Instructions for the task: Search the records that follow and extract every line containing the string "attach".

--- start ---

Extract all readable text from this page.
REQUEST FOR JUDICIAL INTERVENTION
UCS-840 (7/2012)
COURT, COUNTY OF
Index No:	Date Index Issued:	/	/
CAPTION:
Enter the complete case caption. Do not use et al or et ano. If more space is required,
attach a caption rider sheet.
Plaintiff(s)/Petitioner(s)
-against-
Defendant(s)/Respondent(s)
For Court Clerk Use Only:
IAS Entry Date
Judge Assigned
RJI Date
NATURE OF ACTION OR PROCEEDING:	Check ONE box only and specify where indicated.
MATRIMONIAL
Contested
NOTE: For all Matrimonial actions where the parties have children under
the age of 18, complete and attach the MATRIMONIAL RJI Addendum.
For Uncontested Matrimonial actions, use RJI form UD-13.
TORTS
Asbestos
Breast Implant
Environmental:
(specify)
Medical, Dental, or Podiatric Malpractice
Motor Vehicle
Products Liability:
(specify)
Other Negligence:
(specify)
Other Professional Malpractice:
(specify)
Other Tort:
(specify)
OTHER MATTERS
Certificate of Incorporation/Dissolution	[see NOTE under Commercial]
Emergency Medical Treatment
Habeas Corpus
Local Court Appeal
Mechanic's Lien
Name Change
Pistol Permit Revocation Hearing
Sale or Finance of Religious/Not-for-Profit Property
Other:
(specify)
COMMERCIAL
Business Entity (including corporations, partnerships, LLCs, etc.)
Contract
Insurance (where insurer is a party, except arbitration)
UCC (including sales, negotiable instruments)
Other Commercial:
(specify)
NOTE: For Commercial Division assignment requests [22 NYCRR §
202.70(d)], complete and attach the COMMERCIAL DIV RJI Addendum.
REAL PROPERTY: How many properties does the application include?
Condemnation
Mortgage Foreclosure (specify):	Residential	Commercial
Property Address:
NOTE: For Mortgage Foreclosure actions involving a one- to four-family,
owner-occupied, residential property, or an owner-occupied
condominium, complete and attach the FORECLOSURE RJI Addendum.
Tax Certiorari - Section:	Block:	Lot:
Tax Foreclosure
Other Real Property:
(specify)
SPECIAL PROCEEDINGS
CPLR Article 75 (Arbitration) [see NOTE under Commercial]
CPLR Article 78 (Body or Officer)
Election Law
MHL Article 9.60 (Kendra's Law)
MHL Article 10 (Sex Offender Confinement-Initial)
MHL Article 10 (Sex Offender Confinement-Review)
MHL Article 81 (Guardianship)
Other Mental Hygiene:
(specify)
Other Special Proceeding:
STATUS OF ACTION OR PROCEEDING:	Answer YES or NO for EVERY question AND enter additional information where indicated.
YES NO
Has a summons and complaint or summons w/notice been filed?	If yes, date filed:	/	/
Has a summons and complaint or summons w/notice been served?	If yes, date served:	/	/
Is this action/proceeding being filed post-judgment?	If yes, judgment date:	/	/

--- end ---

Solution to the exercise:
attach a caption rider sheet.
the age of 18, complete and attach the MATRIMONIAL RJI Addendum.
202.70(d)], complete and attach the COMMERCIAL DIV RJI Addendum.
condominium, complete and attach the FORECLOSURE RJI Addendum.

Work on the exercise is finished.